- [Set exercise] Transcribe the listing in full, excluding any pictures.

(Recorded data)
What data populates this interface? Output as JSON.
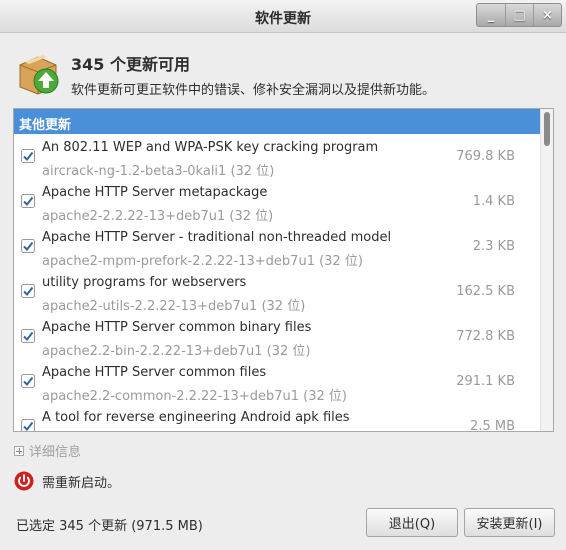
{
  "window": {
    "title": "软件更新",
    "buttons": {
      "minimize": "_",
      "maximize": "□",
      "close": "×"
    }
  },
  "header": {
    "title": "345 个更新可用",
    "description": "软件更新可更正软件中的错误、修补安全漏洞以及提供新功能。",
    "icon": "package-update-icon"
  },
  "list": {
    "group_title": "其他更新",
    "items": [
      {
        "name": "An 802.11 WEP and WPA-PSK key cracking program",
        "version": "aircrack-ng-1.2-beta3-0kali1 (32 位)",
        "size": "769.8 KB",
        "checked": true
      },
      {
        "name": "Apache HTTP Server metapackage",
        "version": "apache2-2.2.22-13+deb7u1 (32 位)",
        "size": "1.4 KB",
        "checked": true
      },
      {
        "name": "Apache HTTP Server - traditional non-threaded model",
        "version": "apache2-mpm-prefork-2.2.22-13+deb7u1 (32 位)",
        "size": "2.3 KB",
        "checked": true
      },
      {
        "name": "utility programs for webservers",
        "version": "apache2-utils-2.2.22-13+deb7u1 (32 位)",
        "size": "162.5 KB",
        "checked": true
      },
      {
        "name": "Apache HTTP Server common binary files",
        "version": "apache2.2-bin-2.2.22-13+deb7u1 (32 位)",
        "size": "772.8 KB",
        "checked": true
      },
      {
        "name": "Apache HTTP Server common files",
        "version": "apache2.2-common-2.2.22-13+deb7u1 (32 位)",
        "size": "291.1 KB",
        "checked": true
      },
      {
        "name": "A tool for reverse engineering Android apk files",
        "version": "",
        "size": "2.5 MB",
        "checked": true
      }
    ]
  },
  "details_label": "详细信息",
  "restart_notice": "需重新启动。",
  "footer": {
    "status": "已选定 345 个更新 (971.5 MB)",
    "quit_label": "退出(Q)",
    "install_label": "安装更新(I)"
  },
  "colors": {
    "accent": "#4a90d9",
    "restart_red": "#cc2222"
  }
}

- [Written answer]
What data populates this interface? Output as JSON.
{
  "window": {
    "title": "软件更新",
    "buttons": {
      "minimize": "_",
      "maximize": "□",
      "close": "×"
    }
  },
  "header": {
    "title": "345 个更新可用",
    "description": "软件更新可更正软件中的错误、修补安全漏洞以及提供新功能。",
    "icon": "package-update-icon"
  },
  "list": {
    "group_title": "其他更新",
    "items": [
      {
        "name": "An 802.11 WEP and WPA-PSK key cracking program",
        "version": "aircrack-ng-1.2-beta3-0kali1 (32 位)",
        "size": "769.8 KB",
        "checked": true
      },
      {
        "name": "Apache HTTP Server metapackage",
        "version": "apache2-2.2.22-13+deb7u1 (32 位)",
        "size": "1.4 KB",
        "checked": true
      },
      {
        "name": "Apache HTTP Server - traditional non-threaded model",
        "version": "apache2-mpm-prefork-2.2.22-13+deb7u1 (32 位)",
        "size": "2.3 KB",
        "checked": true
      },
      {
        "name": "utility programs for webservers",
        "version": "apache2-utils-2.2.22-13+deb7u1 (32 位)",
        "size": "162.5 KB",
        "checked": true
      },
      {
        "name": "Apache HTTP Server common binary files",
        "version": "apache2.2-bin-2.2.22-13+deb7u1 (32 位)",
        "size": "772.8 KB",
        "checked": true
      },
      {
        "name": "Apache HTTP Server common files",
        "version": "apache2.2-common-2.2.22-13+deb7u1 (32 位)",
        "size": "291.1 KB",
        "checked": true
      },
      {
        "name": "A tool for reverse engineering Android apk files",
        "version": "",
        "size": "2.5 MB",
        "checked": true
      }
    ]
  },
  "details_label": "详细信息",
  "restart_notice": "需重新启动。",
  "footer": {
    "status": "已选定 345 个更新 (971.5 MB)",
    "quit_label": "退出(Q)",
    "install_label": "安装更新(I)"
  },
  "colors": {
    "accent": "#4a90d9",
    "restart_red": "#cc2222"
  }
}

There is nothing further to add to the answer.